Thanks for your reply. I welcome an object-level discussion, and appreciate people reading my thoughts and showing me where they think I went wrong.
The hidden complexity of wishes stuff is not persuasive to me in the context of an argument that AI will literally kill everyone. If we wish for it not to, there might be some problems with the outcome, but it won’t kill everyone. In terms of Bay Area Lab 9324 doing something stupid, I think by the time thousands of labs are doing this, if we have been able to successfully wish for stuff without catastrophe being triggered, it will be relatively easy to wish for universal controls on the wishing technology.
“Infinite number of possible mesa-optimizers”. This feels like just invoking an unknown unknown to me, and then asserting that we’re all going to die, and feels like it’s missing some steps.
You’re wrong about Eliezer’s assertions about hacking, he 100% does believe by dint of a VR headset. I quote: “—Hack a human brain—in the sense of getting the human to carry out any desired course of action, say—given a full neural wiring diagram of that human brain, and full A/V I/O with the human (eg high-resolution VR headset), unsupervised and unimpeded, over the course of a day: DEFINITE YES—Hack a human, given a week of video footage of the human in its natural environment; plus an hour of A/V exposure with the human, unsupervised and unimpeded: YES ”
I get the analogy of all roads leading to doom, but it’s just very obviously not like that, because it depends on complex systems that are very hard to understand, and AI x-risk proponents are some of the biggest advocates of that opacity.
Soft upvoted your reply, but have some objections. I will respond using the same numbering system you did such that point 1 in my reply will address point 1 of yours.
I agree with this in the context of short-term extinction (i.e. at or near the deployment of AGI), but would offer that an inability to remain competitive and loss of control is still likely to end in extinction, but in a less cinematic and instantaneous way. In accordance with this, the potential horizon for extinction-contributing outcomes is expanded massively. Although Yudkowsky is most renowned for hard takeoff, soft takeoff has a very differently shaped extinction-space and (I would assume) is a partial reason for his high doom estimate. Although I cannot know this for sure, I would imagine he has a >1% credence in soft takeoff. ‘Problems with the outcome’ seem highly likely to extend to extinction given time.
There are (probably) an infinite number of possible mesa-optimizers. I don’t see any reason to assume an upper bound on potential mesa-optimization configurations, and yes; this is not a ‘slam dunk’ argument. Rather, as derived from the notion that even slightly imperfect outcomes can extend to extinction, I was suggesting that you are trying to search an infinite space for a quark that fell out of your pocket some unknown amount of time ago whilst you were exploring said space. This can be summed up as ‘it is not probable that some mesa-optimizer selected by gradient descent will ensure a Good Outcome’.
This still does not mean that the only form of brain hacking is via highly immersive virtual reality. I recall the Tweet that this comment came from, and I interpreted it as a highly extreme and difficult form of brain hacking used to prove a point (the point being that if ASI could accomplish this it could easily accomplish psychological manipulation). Eliezer’s breaking out of the sandbox experiments circa 2010 (I believe?) are a good example of this.

Given exercise: Write the next part of the debate about AI extinction risk, picking up after its last sentence.

Collected data:
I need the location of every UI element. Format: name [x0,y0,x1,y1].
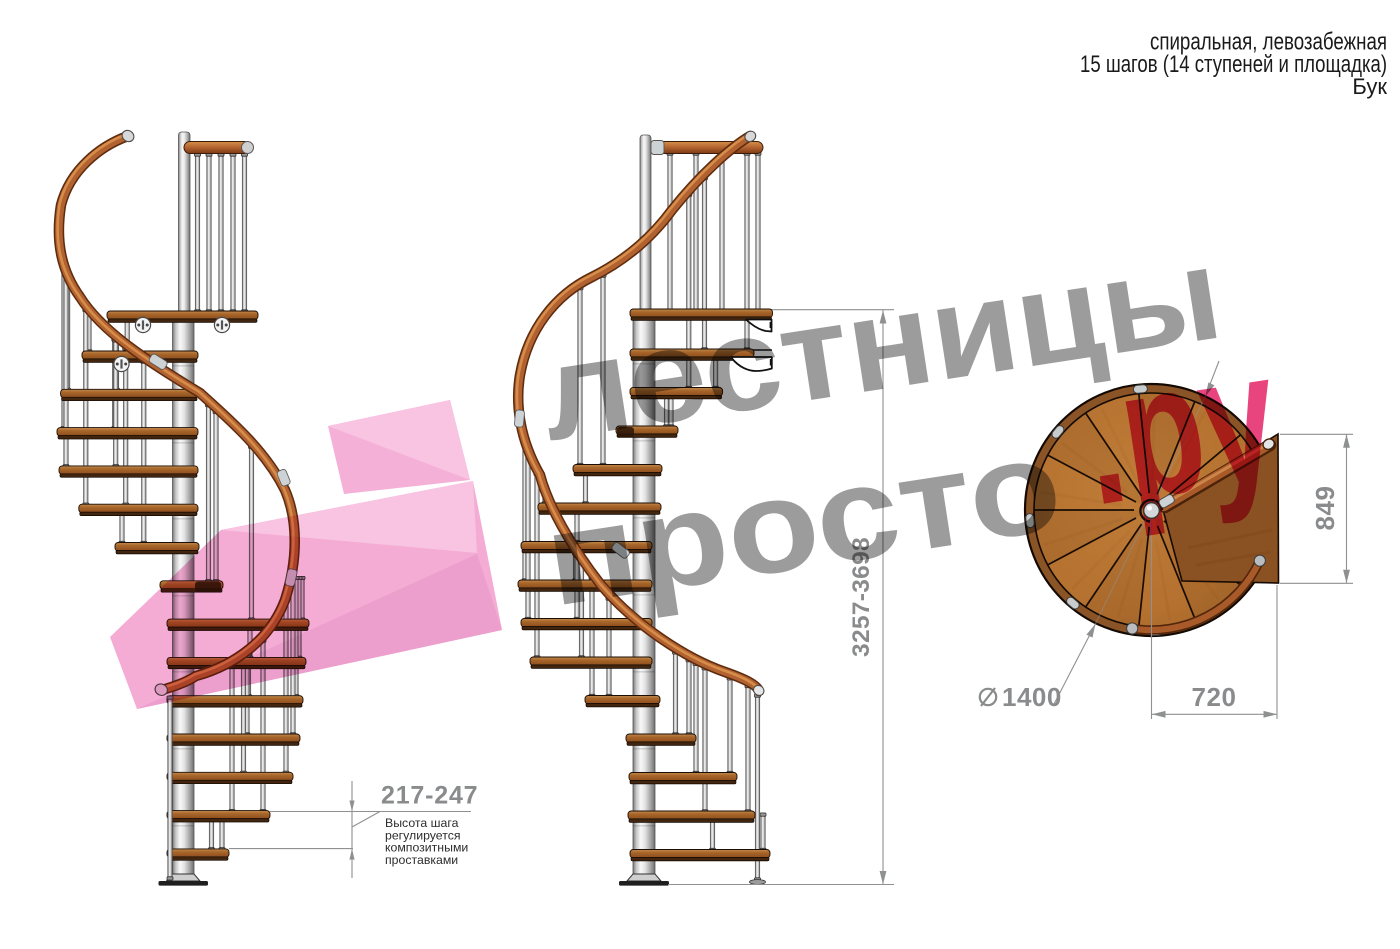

Response:
Alternatively you can claim some semi-arbitrary but lower extinction risk like 35%, but you can make the same objections to a more mild forecast like that. Why is assigning a 35% probability to an outcome more epistemologically valid than a >90% probability? Criticizing forecasts based on their magnitude seems difficult to justify in my opinion, and critiques should rely on argument only.
Thanks for your reply. I welcome an object-level discussion, and appreciate people reading my thoughts and showing me where they think I went wrong.
The hidden complexity of wishes stuff is not persuasive to me in the context of an argument that AI will literally kill everyone. If we wish for it not to, there might be some problems with the outcome, but it won’t kill everyone. In terms of Bay Area Lab 9324 doing something stupid, I think by the time thousands of labs are doing this, if we have been able to successfully wish for stuff without catastrophe being triggered, it will be relatively easy to wish for universal controls on the wishing technology.
“Infinite number of possible mesa-optimizers”. This feels like just invoking an unknown unknown to me, and then asserting that we’re all going to die, and feels like it’s missing some steps.
You’re wrong about Eliezer’s assertions about hacking, he 100% does believe by dint of a VR headset. I quote: “—Hack a human brain—in the sense of getting the human to carry out any desired course of action, say—given a full neural wiring diagram of that human brain, and full A/V I/O with the human (eg high-resolution VR headset), unsupervised and unimpeded, over the course of a day: DEFINITE YES—Hack a human, given a week of video footage of the human in its natural environment; plus an hour of A/V exposure with the human, unsupervised and unimpeded: YES ”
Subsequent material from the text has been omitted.